Word for word, quote all of the material, omitting the pictures.

>> START Records supplied

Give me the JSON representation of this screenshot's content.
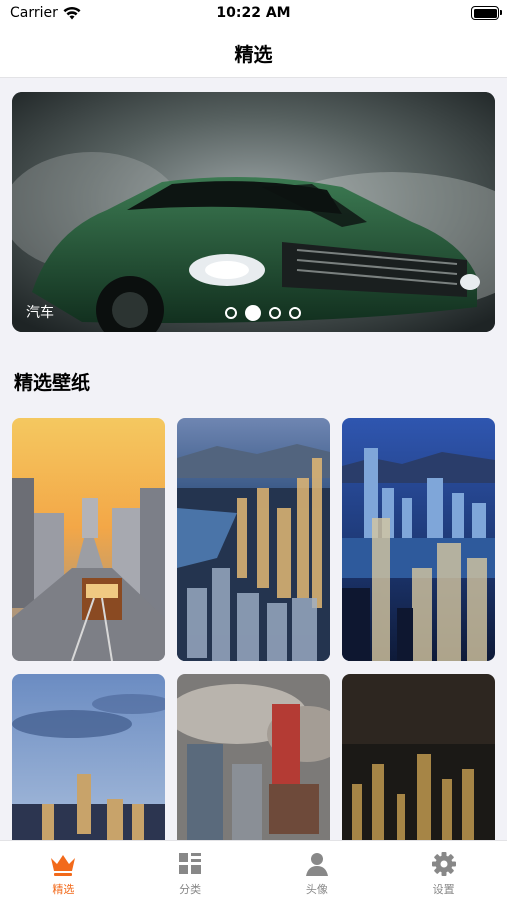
{
  "status_bar": {
    "carrier": "Carrier",
    "time": "10:22 AM"
  },
  "nav": {
    "title": "精选"
  },
  "banner": {
    "caption": "汽车",
    "page_count": 4,
    "active_page": 2
  },
  "section": {
    "title": "精选壁纸"
  },
  "wallpapers": [
    {
      "subject": "San Francisco street with cable car at sunset"
    },
    {
      "subject": "Hong Kong skyline aerial at dusk"
    },
    {
      "subject": "Hong Kong harbour night skyline"
    },
    {
      "subject": "City skyline at twilight"
    },
    {
      "subject": "Urban street with billboards"
    },
    {
      "subject": "City lights at night"
    }
  ],
  "tabs": [
    {
      "label": "精选",
      "icon": "crown-icon",
      "active": true
    },
    {
      "label": "分类",
      "icon": "category-grid-icon",
      "active": false
    },
    {
      "label": "头像",
      "icon": "person-icon",
      "active": false
    },
    {
      "label": "设置",
      "icon": "gear-icon",
      "active": false
    }
  ],
  "colors": {
    "accent": "#f26a1b",
    "inactive_tab": "#888888",
    "background": "#f2f2f7"
  }
}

>> END Records supplied

:: Task answer ::
Give me the JSON representation of this screenshot's content.
{
  "status_bar": {
    "carrier": "Carrier",
    "time": "10:22 AM"
  },
  "nav": {
    "title": "精选"
  },
  "banner": {
    "caption": "汽车",
    "page_count": 4,
    "active_page": 2
  },
  "section": {
    "title": "精选壁纸"
  },
  "wallpapers": [
    {
      "subject": "San Francisco street with cable car at sunset"
    },
    {
      "subject": "Hong Kong skyline aerial at dusk"
    },
    {
      "subject": "Hong Kong harbour night skyline"
    },
    {
      "subject": "City skyline at twilight"
    },
    {
      "subject": "Urban street with billboards"
    },
    {
      "subject": "City lights at night"
    }
  ],
  "tabs": [
    {
      "label": "精选",
      "icon": "crown-icon",
      "active": true
    },
    {
      "label": "分类",
      "icon": "category-grid-icon",
      "active": false
    },
    {
      "label": "头像",
      "icon": "person-icon",
      "active": false
    },
    {
      "label": "设置",
      "icon": "gear-icon",
      "active": false
    }
  ],
  "colors": {
    "accent": "#f26a1b",
    "inactive_tab": "#888888",
    "background": "#f2f2f7"
  }
}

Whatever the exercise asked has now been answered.